◆ PROVIDED DATA ◆
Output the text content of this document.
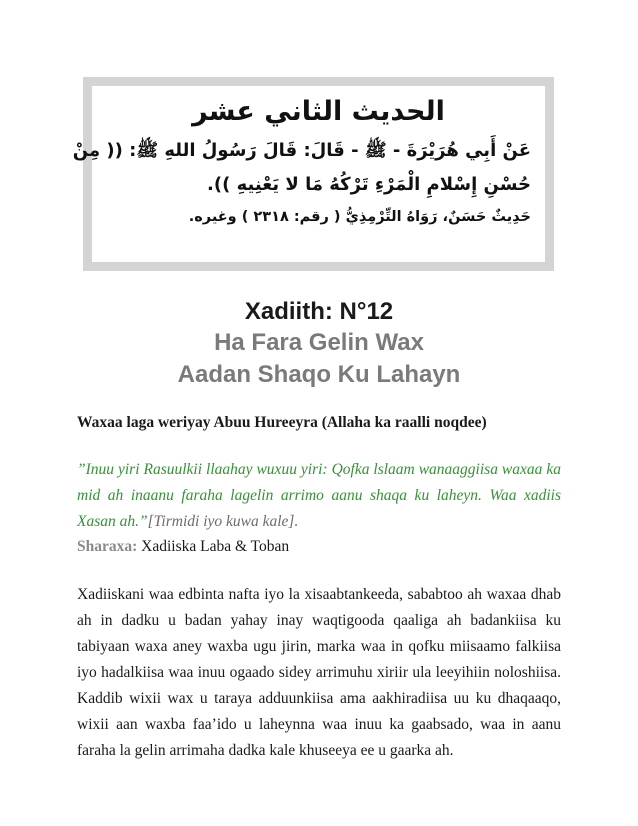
الحديث الثاني عشر
عَنْ أَبِي هُرَيْرَةَ - ﷺ - قَالَ: قَالَ رَسُولُ اللهِ ﷺ: (( مِنْ
حُسْنِ إِسْلامِ الْمَرْءِ تَرْكُهُ مَا لا يَعْنِيهِ )).
حَدِيثٌ حَسَنٌ، رَوَاهُ التِّرْمِذِيُّ ( رقم: ٢٣١٨ ) وغيره.
Xadiith: N°12
Ha Fara Gelin Wax
Aadan Shaqo Ku Lahayn
Waxaa laga weriyay Abuu Hureeyra (Allaha ka raalli noqdee)
”Inuu yiri Rasuulkii llaahay wuxuu yiri: Qofka lslaam wanaaggiisa waxaa ka mid ah inaanu faraha lagelin arrimo aanu shaqa ku laheyn. Waa xadiis Xasan ah.”[Tirmidi iyo kuwa kale].
Sharaxa: Xadiiska Laba & Toban
Xadiiskani waa edbinta nafta iyo la xisaabtankeeda, sababtoo ah waxaa dhab ah in dadku u badan yahay inay waqtigooda qaaliga ah badankiisa ku tabiyaan waxa aney waxba ugu jirin, marka waa in qofku miisaamo falkiisa iyo hadalkiisa waa inuu ogaado sidey arrimuhu xiriir ula leeyihiin noloshiisa. Kaddib wixii wax u taraya adduunkiisa ama aakhiradiisa uu ku dhaqaaqo, wixii aan waxba faa’ido u laheynna waa inuu ka gaabsado, waa in aanu faraha la gelin arrimaha dadka kale khuseeya ee u gaarka ah.
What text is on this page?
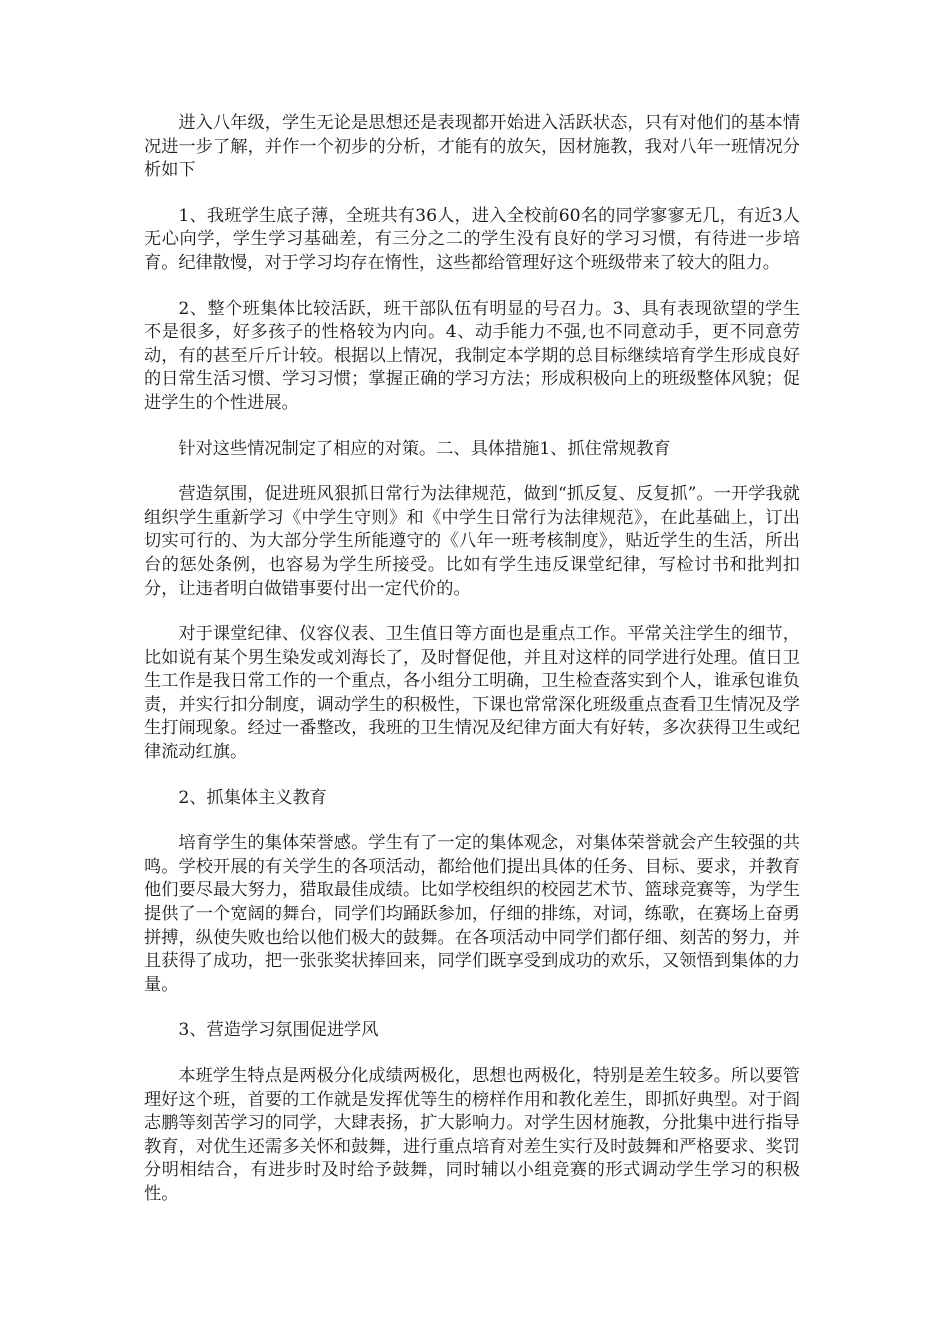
进入八年级，学生无论是思想还是表现都开始进入活跃状态，只有对他们的基本情况进一步了解，并作一个初步的分析，才能有的放矢，因材施教，我对八年一班情况分析如下

1、我班学生底子薄，全班共有36人，进入全校前60名的同学寥寥无几，有近3人无心向学，学生学习基础差，有三分之二的学生没有良好的学习习惯，有待进一步培育。纪律散慢，对于学习均存在惰性，这些都给管理好这个班级带来了较大的阻力。

2、整个班集体比较活跃，班干部队伍有明显的号召力。3、具有表现欲望的学生不是很多，好多孩子的性格较为内向。4、动手能力不强,也不同意动手，更不同意劳动，有的甚至斤斤计较。根据以上情况，我制定本学期的总目标继续培育学生形成良好的日常生活习惯、学习习惯；掌握正确的学习方法；形成积极向上的班级整体风貌；促进学生的个性进展。

针对这些情况制定了相应的对策。二、具体措施1、抓住常规教育

营造氛围，促进班风狠抓日常行为法律规范，做到“抓反复、反复抓”。一开学我就组织学生重新学习《中学生守则》和《中学生日常行为法律规范》，在此基础上，订出切实可行的、为大部分学生所能遵守的《八年一班考核制度》，贴近学生的生活，所出台的惩处条例，也容易为学生所接受。比如有学生违反课堂纪律，写检讨书和批判扣分，让违者明白做错事要付出一定代价的。

对于课堂纪律、仪容仪表、卫生值日等方面也是重点工作。平常关注学生的细节，比如说有某个男生染发或刘海长了，及时督促他，并且对这样的同学进行处理。值日卫生工作是我日常工作的一个重点，各小组分工明确，卫生检查落实到个人，谁承包谁负责，并实行扣分制度，调动学生的积极性，下课也常常深化班级重点查看卫生情况及学生打闹现象。经过一番整改，我班的卫生情况及纪律方面大有好转，多次获得卫生或纪律流动红旗。

2、抓集体主义教育

培育学生的集体荣誉感。学生有了一定的集体观念，对集体荣誉就会产生较强的共鸣。学校开展的有关学生的各项活动，都给他们提出具体的任务、目标、要求，并教育他们要尽最大努力，猎取最佳成绩。比如学校组织的校园艺术节、篮球竞赛等，为学生提供了一个宽阔的舞台，同学们均踊跃参加，仔细的排练，对词，练歌，在赛场上奋勇拼搏，纵使失败也给以他们极大的鼓舞。在各项活动中同学们都仔细、刻苦的努力，并且获得了成功，把一张张奖状捧回来，同学们既享受到成功的欢乐，又领悟到集体的力量。

3、营造学习氛围促进学风

本班学生特点是两极分化成绩两极化，思想也两极化，特别是差生较多。所以要管理好这个班，首要的工作就是发挥优等生的榜样作用和教化差生，即抓好典型。对于阎志鹏等刻苦学习的同学，大肆表扬，扩大影响力。对学生因材施教，分批集中进行指导教育，对优生还需多关怀和鼓舞，进行重点培育对差生实行及时鼓舞和严格要求、奖罚分明相结合，有进步时及时给予鼓舞，同时辅以小组竞赛的形式调动学生学习的积极性。
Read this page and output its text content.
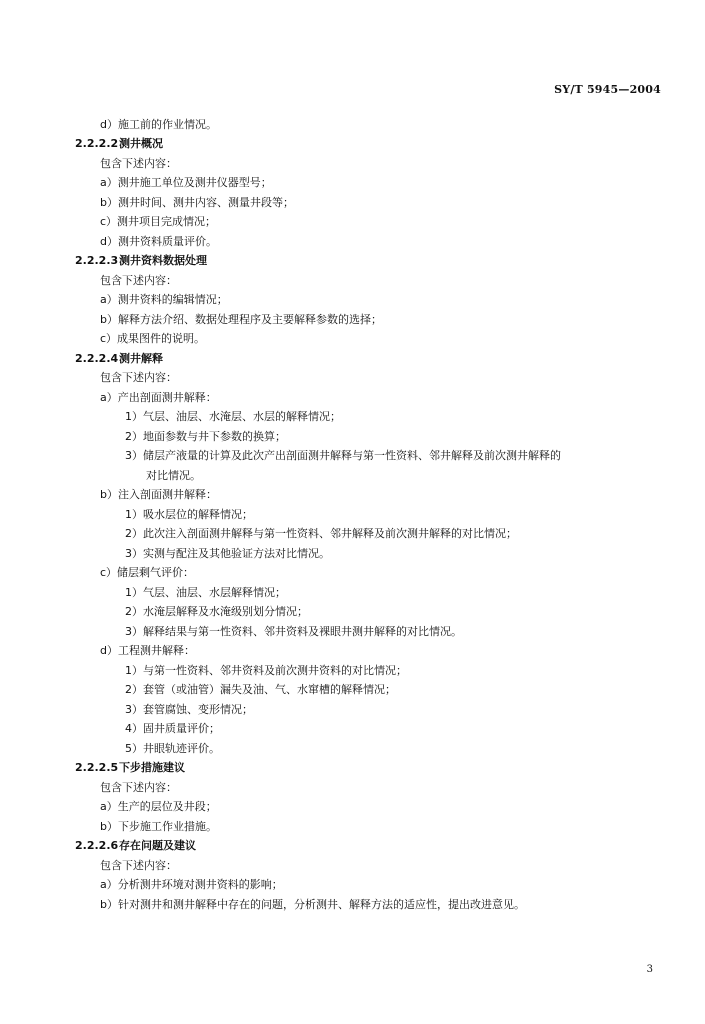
SY/T 5945—2004
d）施工前的作业情况。
2.2.2.2测井概况
包含下述内容：
a）测井施工单位及测井仪器型号；
b）测井时间、测井内容、测量井段等；
c）测井项目完成情况；
d）测井资料质量评价。
2.2.2.3测井资料数据处理
包含下述内容：
a）测井资料的编辑情况；
b）解释方法介绍、数据处理程序及主要解释参数的选择；
c）成果图件的说明。
2.2.2.4测井解释
包含下述内容：
a）产出剖面测井解释：
1）气层、油层、水淹层、水层的解释情况；
2）地面参数与井下参数的换算；
3）储层产液量的计算及此次产出剖面测井解释与第一性资料、邻井解释及前次测井解释的
对比情况。
b）注入剖面测井解释：
1）吸水层位的解释情况；
2）此次注入剖面测井解释与第一性资料、邻井解释及前次测井解释的对比情况；
3）实测与配注及其他验证方法对比情况。
c）储层剩气评价：
1）气层、油层、水层解释情况；
2）水淹层解释及水淹级别划分情况；
3）解释结果与第一性资料、邻井资料及裸眼井测井解释的对比情况。
d）工程测井解释：
1）与第一性资料、邻井资料及前次测井资料的对比情况；
2）套管（或油管）漏失及油、气、水窜槽的解释情况；
3）套管腐蚀、变形情况；
4）固井质量评价；
5）井眼轨迹评价。
2.2.2.5下步措施建议
包含下述内容：
a）生产的层位及井段；
b）下步施工作业措施。
2.2.2.6存在问题及建议
包含下述内容：
a）分析测井环境对测井资料的影响；
b）针对测井和测井解释中存在的问题，分析测井、解释方法的适应性，提出改进意见。
3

◆ GOAL OF THE EXERCISE ◆
Go through the records above and copy every line with the word "this".

◆ EXERCISE SOLUTION ◆
Output the text content of this document.
What text is on this page?
Read this page and output its text content.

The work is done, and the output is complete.